**STATED GOAL:** Write the material out again exactly as it stands.
--- begin ENTRIES ---
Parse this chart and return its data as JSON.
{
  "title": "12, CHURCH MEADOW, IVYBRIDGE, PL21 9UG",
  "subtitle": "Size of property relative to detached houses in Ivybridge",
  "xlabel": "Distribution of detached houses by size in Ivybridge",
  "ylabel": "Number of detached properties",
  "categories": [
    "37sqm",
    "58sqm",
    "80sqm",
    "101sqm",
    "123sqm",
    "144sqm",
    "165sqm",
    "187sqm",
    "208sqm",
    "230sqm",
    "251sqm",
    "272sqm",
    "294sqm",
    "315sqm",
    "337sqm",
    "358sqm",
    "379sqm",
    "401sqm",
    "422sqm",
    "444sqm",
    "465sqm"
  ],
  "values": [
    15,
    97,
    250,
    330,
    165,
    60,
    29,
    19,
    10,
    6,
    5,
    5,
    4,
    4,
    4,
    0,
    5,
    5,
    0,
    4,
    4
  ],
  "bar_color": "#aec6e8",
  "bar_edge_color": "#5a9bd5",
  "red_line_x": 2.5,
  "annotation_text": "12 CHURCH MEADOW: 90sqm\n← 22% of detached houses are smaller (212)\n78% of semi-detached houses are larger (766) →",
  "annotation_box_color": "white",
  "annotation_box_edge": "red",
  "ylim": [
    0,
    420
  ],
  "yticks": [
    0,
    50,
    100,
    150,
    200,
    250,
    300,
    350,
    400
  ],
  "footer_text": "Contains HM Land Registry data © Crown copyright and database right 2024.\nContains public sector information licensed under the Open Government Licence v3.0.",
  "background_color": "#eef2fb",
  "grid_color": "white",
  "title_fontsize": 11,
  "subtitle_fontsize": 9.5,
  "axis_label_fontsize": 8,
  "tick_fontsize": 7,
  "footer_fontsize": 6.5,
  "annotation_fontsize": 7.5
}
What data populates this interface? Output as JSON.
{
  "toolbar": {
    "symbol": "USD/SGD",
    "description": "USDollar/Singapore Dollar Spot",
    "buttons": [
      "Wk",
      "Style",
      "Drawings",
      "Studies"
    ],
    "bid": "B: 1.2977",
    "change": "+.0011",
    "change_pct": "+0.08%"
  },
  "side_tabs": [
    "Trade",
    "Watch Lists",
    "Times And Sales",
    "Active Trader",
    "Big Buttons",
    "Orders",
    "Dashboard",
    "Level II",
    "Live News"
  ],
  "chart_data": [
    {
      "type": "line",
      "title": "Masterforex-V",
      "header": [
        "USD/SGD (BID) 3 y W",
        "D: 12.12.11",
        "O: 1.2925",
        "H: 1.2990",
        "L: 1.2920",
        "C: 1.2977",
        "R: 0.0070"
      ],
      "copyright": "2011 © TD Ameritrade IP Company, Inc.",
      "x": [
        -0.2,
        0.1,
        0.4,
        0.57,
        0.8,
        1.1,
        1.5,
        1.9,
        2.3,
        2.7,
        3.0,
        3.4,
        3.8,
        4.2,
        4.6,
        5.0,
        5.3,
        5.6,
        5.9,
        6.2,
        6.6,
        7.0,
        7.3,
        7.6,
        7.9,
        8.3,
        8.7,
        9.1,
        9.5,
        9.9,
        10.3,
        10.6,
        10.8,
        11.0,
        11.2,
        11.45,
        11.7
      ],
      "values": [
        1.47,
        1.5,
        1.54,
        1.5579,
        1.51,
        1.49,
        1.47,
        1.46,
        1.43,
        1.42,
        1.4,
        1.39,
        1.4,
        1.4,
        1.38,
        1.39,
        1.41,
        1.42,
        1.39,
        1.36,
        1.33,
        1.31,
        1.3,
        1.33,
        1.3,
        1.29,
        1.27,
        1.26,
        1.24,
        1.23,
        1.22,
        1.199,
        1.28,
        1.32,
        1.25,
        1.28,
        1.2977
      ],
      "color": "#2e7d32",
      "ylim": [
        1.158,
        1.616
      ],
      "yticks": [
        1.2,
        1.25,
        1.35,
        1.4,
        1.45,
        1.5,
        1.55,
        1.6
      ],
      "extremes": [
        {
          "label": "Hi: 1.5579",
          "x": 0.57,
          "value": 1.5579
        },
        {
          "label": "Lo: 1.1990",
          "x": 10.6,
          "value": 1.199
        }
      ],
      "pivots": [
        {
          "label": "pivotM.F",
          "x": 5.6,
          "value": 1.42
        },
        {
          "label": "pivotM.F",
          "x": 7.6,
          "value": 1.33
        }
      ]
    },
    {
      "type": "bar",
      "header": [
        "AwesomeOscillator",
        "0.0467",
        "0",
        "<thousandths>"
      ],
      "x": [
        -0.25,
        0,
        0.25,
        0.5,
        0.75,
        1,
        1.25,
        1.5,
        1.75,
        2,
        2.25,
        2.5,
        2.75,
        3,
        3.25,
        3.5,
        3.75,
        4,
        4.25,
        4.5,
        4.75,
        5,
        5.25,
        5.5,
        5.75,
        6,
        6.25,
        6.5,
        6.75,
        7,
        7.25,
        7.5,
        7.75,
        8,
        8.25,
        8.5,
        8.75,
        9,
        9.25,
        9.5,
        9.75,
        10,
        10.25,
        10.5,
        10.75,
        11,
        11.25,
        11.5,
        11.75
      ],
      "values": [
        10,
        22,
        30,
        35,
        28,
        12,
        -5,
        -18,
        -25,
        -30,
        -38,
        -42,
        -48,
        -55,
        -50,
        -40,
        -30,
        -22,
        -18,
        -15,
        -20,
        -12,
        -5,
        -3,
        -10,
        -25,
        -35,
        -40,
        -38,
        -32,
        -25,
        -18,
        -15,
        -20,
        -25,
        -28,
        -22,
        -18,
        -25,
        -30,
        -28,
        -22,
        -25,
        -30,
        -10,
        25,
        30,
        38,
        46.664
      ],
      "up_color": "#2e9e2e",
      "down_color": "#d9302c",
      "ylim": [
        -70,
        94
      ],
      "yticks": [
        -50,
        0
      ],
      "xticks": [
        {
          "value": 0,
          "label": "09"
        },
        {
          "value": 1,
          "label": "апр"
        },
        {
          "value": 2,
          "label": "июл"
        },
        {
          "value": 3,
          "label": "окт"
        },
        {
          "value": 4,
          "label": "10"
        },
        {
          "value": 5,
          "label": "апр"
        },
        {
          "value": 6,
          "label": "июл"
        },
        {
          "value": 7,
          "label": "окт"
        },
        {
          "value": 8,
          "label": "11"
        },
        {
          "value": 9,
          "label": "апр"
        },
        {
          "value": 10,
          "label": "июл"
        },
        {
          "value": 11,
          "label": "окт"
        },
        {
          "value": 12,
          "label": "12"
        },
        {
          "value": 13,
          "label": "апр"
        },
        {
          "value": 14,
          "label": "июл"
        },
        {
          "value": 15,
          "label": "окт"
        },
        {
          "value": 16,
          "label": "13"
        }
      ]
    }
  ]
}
--- end ENTRIES ---
**FINAL RESULT:**
Parse this chart and return its data as JSON.
{
  "title": "12, CHURCH MEADOW, IVYBRIDGE, PL21 9UG",
  "subtitle": "Size of property relative to detached houses in Ivybridge",
  "xlabel": "Distribution of detached houses by size in Ivybridge",
  "ylabel": "Number of detached properties",
  "categories": [
    "37sqm",
    "58sqm",
    "80sqm",
    "101sqm",
    "123sqm",
    "144sqm",
    "165sqm",
    "187sqm",
    "208sqm",
    "230sqm",
    "251sqm",
    "272sqm",
    "294sqm",
    "315sqm",
    "337sqm",
    "358sqm",
    "379sqm",
    "401sqm",
    "422sqm",
    "444sqm",
    "465sqm"
  ],
  "values": [
    15,
    97,
    250,
    330,
    165,
    60,
    29,
    19,
    10,
    6,
    5,
    5,
    4,
    4,
    4,
    0,
    5,
    5,
    0,
    4,
    4
  ],
  "bar_color": "#aec6e8",
  "bar_edge_color": "#5a9bd5",
  "red_line_x": 2.5,
  "annotation_text": "12 CHURCH MEADOW: 90sqm\n← 22% of detached houses are smaller (212)\n78% of semi-detached houses are larger (766) →",
  "annotation_box_color": "white",
  "annotation_box_edge": "red",
  "ylim": [
    0,
    420
  ],
  "yticks": [
    0,
    50,
    100,
    150,
    200,
    250,
    300,
    350,
    400
  ],
  "footer_text": "Contains HM Land Registry data © Crown copyright and database right 2024.\nContains public sector information licensed under the Open Government Licence v3.0.",
  "background_color": "#eef2fb",
  "grid_color": "white",
  "title_fontsize": 11,
  "subtitle_fontsize": 9.5,
  "axis_label_fontsize": 8,
  "tick_fontsize": 7,
  "footer_fontsize": 6.5,
  "annotation_fontsize": 7.5
}
What data populates this interface? Output as JSON.
{
  "toolbar": {
    "symbol": "USD/SGD",
    "description": "USDollar/Singapore Dollar Spot",
    "buttons": [
      "Wk",
      "Style",
      "Drawings",
      "Studies"
    ],
    "bid": "B: 1.2977",
    "change": "+.0011",
    "change_pct": "+0.08%"
  },
  "side_tabs": [
    "Trade",
    "Watch Lists",
    "Times And Sales",
    "Active Trader",
    "Big Buttons",
    "Orders",
    "Dashboard",
    "Level II",
    "Live News"
  ],
  "chart_data": [
    {
      "type": "line",
      "title": "Masterforex-V",
      "header": [
        "USD/SGD (BID) 3 y W",
        "D: 12.12.11",
        "O: 1.2925",
        "H: 1.2990",
        "L: 1.2920",
        "C: 1.2977",
        "R: 0.0070"
      ],
      "copyright": "2011 © TD Ameritrade IP Company, Inc.",
      "x": [
        -0.2,
        0.1,
        0.4,
        0.57,
        0.8,
        1.1,
        1.5,
        1.9,
        2.3,
        2.7,
        3.0,
        3.4,
        3.8,
        4.2,
        4.6,
        5.0,
        5.3,
        5.6,
        5.9,
        6.2,
        6.6,
        7.0,
        7.3,
        7.6,
        7.9,
        8.3,
        8.7,
        9.1,
        9.5,
        9.9,
        10.3,
        10.6,
        10.8,
        11.0,
        11.2,
        11.45,
        11.7
      ],
      "values": [
        1.47,
        1.5,
        1.54,
        1.5579,
        1.51,
        1.49,
        1.47,
        1.46,
        1.43,
        1.42,
        1.4,
        1.39,
        1.4,
        1.4,
        1.38,
        1.39,
        1.41,
        1.42,
        1.39,
        1.36,
        1.33,
        1.31,
        1.3,
        1.33,
        1.3,
        1.29,
        1.27,
        1.26,
        1.24,
        1.23,
        1.22,
        1.199,
        1.28,
        1.32,
        1.25,
        1.28,
        1.2977
      ],
      "color": "#2e7d32",
      "ylim": [
        1.158,
        1.616
      ],
      "yticks": [
        1.2,
        1.25,
        1.35,
        1.4,
        1.45,
        1.5,
        1.55,
        1.6
      ],
      "extremes": [
        {
          "label": "Hi: 1.5579",
          "x": 0.57,
          "value": 1.5579
        },
        {
          "label": "Lo: 1.1990",
          "x": 10.6,
          "value": 1.199
        }
      ],
      "pivots": [
        {
          "label": "pivotM.F",
          "x": 5.6,
          "value": 1.42
        },
        {
          "label": "pivotM.F",
          "x": 7.6,
          "value": 1.33
        }
      ]
    },
    {
      "type": "bar",
      "header": [
        "AwesomeOscillator",
        "0.0467",
        "0",
        "<thousandths>"
      ],
      "x": [
        -0.25,
        0,
        0.25,
        0.5,
        0.75,
        1,
        1.25,
        1.5,
        1.75,
        2,
        2.25,
        2.5,
        2.75,
        3,
        3.25,
        3.5,
        3.75,
        4,
        4.25,
        4.5,
        4.75,
        5,
        5.25,
        5.5,
        5.75,
        6,
        6.25,
        6.5,
        6.75,
        7,
        7.25,
        7.5,
        7.75,
        8,
        8.25,
        8.5,
        8.75,
        9,
        9.25,
        9.5,
        9.75,
        10,
        10.25,
        10.5,
        10.75,
        11,
        11.25,
        11.5,
        11.75
      ],
      "values": [
        10,
        22,
        30,
        35,
        28,
        12,
        -5,
        -18,
        -25,
        -30,
        -38,
        -42,
        -48,
        -55,
        -50,
        -40,
        -30,
        -22,
        -18,
        -15,
        -20,
        -12,
        -5,
        -3,
        -10,
        -25,
        -35,
        -40,
        -38,
        -32,
        -25,
        -18,
        -15,
        -20,
        -25,
        -28,
        -22,
        -18,
        -25,
        -30,
        -28,
        -22,
        -25,
        -30,
        -10,
        25,
        30,
        38,
        46.664
      ],
      "up_color": "#2e9e2e",
      "down_color": "#d9302c",
      "ylim": [
        -70,
        94
      ],
      "yticks": [
        -50,
        0
      ],
      "xticks": [
        {
          "value": 0,
          "label": "09"
        },
        {
          "value": 1,
          "label": "апр"
        },
        {
          "value": 2,
          "label": "июл"
        },
        {
          "value": 3,
          "label": "окт"
        },
        {
          "value": 4,
          "label": "10"
        },
        {
          "value": 5,
          "label": "апр"
        },
        {
          "value": 6,
          "label": "июл"
        },
        {
          "value": 7,
          "label": "окт"
        },
        {
          "value": 8,
          "label": "11"
        },
        {
          "value": 9,
          "label": "апр"
        },
        {
          "value": 10,
          "label": "июл"
        },
        {
          "value": 11,
          "label": "окт"
        },
        {
          "value": 12,
          "label": "12"
        },
        {
          "value": 13,
          "label": "апр"
        },
        {
          "value": 14,
          "label": "июл"
        },
        {
          "value": 15,
          "label": "окт"
        },
        {
          "value": 16,
          "label": "13"
        }
      ]
    }
  ]
}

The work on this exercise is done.